What is expected: Here are some records. Copy each one exactly.

======== Dataset excerpts ========

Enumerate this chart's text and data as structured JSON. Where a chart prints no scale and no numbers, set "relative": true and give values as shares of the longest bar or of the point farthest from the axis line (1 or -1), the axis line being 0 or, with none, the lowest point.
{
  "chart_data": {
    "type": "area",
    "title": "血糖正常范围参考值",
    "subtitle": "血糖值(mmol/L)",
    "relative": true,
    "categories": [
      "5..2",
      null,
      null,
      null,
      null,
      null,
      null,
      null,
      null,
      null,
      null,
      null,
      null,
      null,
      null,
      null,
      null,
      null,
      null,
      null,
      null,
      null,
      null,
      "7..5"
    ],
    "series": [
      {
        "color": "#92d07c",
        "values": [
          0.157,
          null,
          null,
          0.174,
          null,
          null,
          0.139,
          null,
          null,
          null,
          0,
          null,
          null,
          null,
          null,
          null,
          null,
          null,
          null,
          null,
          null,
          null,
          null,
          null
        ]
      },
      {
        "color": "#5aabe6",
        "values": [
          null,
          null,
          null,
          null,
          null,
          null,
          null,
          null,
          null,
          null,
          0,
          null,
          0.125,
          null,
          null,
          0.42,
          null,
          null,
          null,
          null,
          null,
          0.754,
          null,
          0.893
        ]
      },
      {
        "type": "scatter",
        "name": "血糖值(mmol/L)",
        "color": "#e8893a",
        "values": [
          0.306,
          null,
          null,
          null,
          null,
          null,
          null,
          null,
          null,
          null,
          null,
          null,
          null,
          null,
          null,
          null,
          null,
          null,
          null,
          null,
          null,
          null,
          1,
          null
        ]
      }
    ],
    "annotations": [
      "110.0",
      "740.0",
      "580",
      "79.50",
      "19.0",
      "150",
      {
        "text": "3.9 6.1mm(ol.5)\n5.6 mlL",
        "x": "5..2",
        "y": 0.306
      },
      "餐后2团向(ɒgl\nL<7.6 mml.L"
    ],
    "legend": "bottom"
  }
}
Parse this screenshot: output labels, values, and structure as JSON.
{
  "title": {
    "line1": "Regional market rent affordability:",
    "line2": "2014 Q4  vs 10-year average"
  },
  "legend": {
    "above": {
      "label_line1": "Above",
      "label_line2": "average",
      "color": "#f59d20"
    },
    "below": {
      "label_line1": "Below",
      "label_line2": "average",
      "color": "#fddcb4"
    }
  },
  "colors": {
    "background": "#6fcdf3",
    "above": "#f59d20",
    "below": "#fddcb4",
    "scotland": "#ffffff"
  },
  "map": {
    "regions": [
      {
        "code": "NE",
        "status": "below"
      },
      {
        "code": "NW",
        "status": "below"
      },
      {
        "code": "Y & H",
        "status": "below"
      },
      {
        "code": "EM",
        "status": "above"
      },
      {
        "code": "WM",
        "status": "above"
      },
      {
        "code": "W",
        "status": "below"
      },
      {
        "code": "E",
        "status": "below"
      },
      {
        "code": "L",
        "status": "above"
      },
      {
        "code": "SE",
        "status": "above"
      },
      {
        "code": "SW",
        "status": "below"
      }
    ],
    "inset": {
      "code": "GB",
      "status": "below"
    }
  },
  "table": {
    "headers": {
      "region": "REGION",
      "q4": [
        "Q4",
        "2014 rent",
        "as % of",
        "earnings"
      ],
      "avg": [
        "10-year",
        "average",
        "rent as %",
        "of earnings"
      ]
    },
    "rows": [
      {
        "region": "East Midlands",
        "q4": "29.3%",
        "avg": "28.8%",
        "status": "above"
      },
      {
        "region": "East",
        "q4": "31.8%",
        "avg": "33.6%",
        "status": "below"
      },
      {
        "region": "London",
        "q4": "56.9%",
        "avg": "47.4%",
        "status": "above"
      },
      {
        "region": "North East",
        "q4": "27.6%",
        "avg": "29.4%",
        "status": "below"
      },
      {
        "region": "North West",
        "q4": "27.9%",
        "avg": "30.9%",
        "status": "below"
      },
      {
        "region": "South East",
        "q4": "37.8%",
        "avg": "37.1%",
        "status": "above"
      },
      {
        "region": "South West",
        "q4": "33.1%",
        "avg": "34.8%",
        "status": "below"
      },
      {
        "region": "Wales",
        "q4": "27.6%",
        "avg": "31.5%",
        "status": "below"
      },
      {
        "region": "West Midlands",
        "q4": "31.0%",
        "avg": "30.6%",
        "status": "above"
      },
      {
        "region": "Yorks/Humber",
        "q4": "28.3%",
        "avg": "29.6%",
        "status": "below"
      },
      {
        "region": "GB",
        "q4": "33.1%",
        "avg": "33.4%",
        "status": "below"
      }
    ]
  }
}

========

Solution to the problem:
Enumerate this chart's text and data as structured JSON. Where a chart prints no scale and no numbers, set "relative": true and give values as shares of the longest bar or of the point farthest from the axis line (1 or -1), the axis line being 0 or, with none, the lowest point.
{
  "chart_data": {
    "type": "area",
    "title": "血糖正常范围参考值",
    "subtitle": "血糖值(mmol/L)",
    "relative": true,
    "categories": [
      "5..2",
      null,
      null,
      null,
      null,
      null,
      null,
      null,
      null,
      null,
      null,
      null,
      null,
      null,
      null,
      null,
      null,
      null,
      null,
      null,
      null,
      null,
      null,
      "7..5"
    ],
    "series": [
      {
        "color": "#92d07c",
        "values": [
          0.157,
          null,
          null,
          0.174,
          null,
          null,
          0.139,
          null,
          null,
          null,
          0,
          null,
          null,
          null,
          null,
          null,
          null,
          null,
          null,
          null,
          null,
          null,
          null,
          null
        ]
      },
      {
        "color": "#5aabe6",
        "values": [
          null,
          null,
          null,
          null,
          null,
          null,
          null,
          null,
          null,
          null,
          0,
          null,
          0.125,
          null,
          null,
          0.42,
          null,
          null,
          null,
          null,
          null,
          0.754,
          null,
          0.893
        ]
      },
      {
        "type": "scatter",
        "name": "血糖值(mmol/L)",
        "color": "#e8893a",
        "values": [
          0.306,
          null,
          null,
          null,
          null,
          null,
          null,
          null,
          null,
          null,
          null,
          null,
          null,
          null,
          null,
          null,
          null,
          null,
          null,
          null,
          null,
          null,
          1,
          null
        ]
      }
    ],
    "annotations": [
      "110.0",
      "740.0",
      "580",
      "79.50",
      "19.0",
      "150",
      {
        "text": "3.9 6.1mm(ol.5)\n5.6 mlL",
        "x": "5..2",
        "y": 0.306
      },
      "餐后2团向(ɒgl\nL<7.6 mml.L"
    ],
    "legend": "bottom"
  }
}
Parse this screenshot: output labels, values, and structure as JSON.
{
  "title": {
    "line1": "Regional market rent affordability:",
    "line2": "2014 Q4  vs 10-year average"
  },
  "legend": {
    "above": {
      "label_line1": "Above",
      "label_line2": "average",
      "color": "#f59d20"
    },
    "below": {
      "label_line1": "Below",
      "label_line2": "average",
      "color": "#fddcb4"
    }
  },
  "colors": {
    "background": "#6fcdf3",
    "above": "#f59d20",
    "below": "#fddcb4",
    "scotland": "#ffffff"
  },
  "map": {
    "regions": [
      {
        "code": "NE",
        "status": "below"
      },
      {
        "code": "NW",
        "status": "below"
      },
      {
        "code": "Y & H",
        "status": "below"
      },
      {
        "code": "EM",
        "status": "above"
      },
      {
        "code": "WM",
        "status": "above"
      },
      {
        "code": "W",
        "status": "below"
      },
      {
        "code": "E",
        "status": "below"
      },
      {
        "code": "L",
        "status": "above"
      },
      {
        "code": "SE",
        "status": "above"
      },
      {
        "code": "SW",
        "status": "below"
      }
    ],
    "inset": {
      "code": "GB",
      "status": "below"
    }
  },
  "table": {
    "headers": {
      "region": "REGION",
      "q4": [
        "Q4",
        "2014 rent",
        "as % of",
        "earnings"
      ],
      "avg": [
        "10-year",
        "average",
        "rent as %",
        "of earnings"
      ]
    },
    "rows": [
      {
        "region": "East Midlands",
        "q4": "29.3%",
        "avg": "28.8%",
        "status": "above"
      },
      {
        "region": "East",
        "q4": "31.8%",
        "avg": "33.6%",
        "status": "below"
      },
      {
        "region": "London",
        "q4": "56.9%",
        "avg": "47.4%",
        "status": "above"
      },
      {
        "region": "North East",
        "q4": "27.6%",
        "avg": "29.4%",
        "status": "below"
      },
      {
        "region": "North West",
        "q4": "27.9%",
        "avg": "30.9%",
        "status": "below"
      },
      {
        "region": "South East",
        "q4": "37.8%",
        "avg": "37.1%",
        "status": "above"
      },
      {
        "region": "South West",
        "q4": "33.1%",
        "avg": "34.8%",
        "status": "below"
      },
      {
        "region": "Wales",
        "q4": "27.6%",
        "avg": "31.5%",
        "status": "below"
      },
      {
        "region": "West Midlands",
        "q4": "31.0%",
        "avg": "30.6%",
        "status": "above"
      },
      {
        "region": "Yorks/Humber",
        "q4": "28.3%",
        "avg": "29.6%",
        "status": "below"
      },
      {
        "region": "GB",
        "q4": "33.1%",
        "avg": "33.4%",
        "status": "below"
      }
    ]
  }
}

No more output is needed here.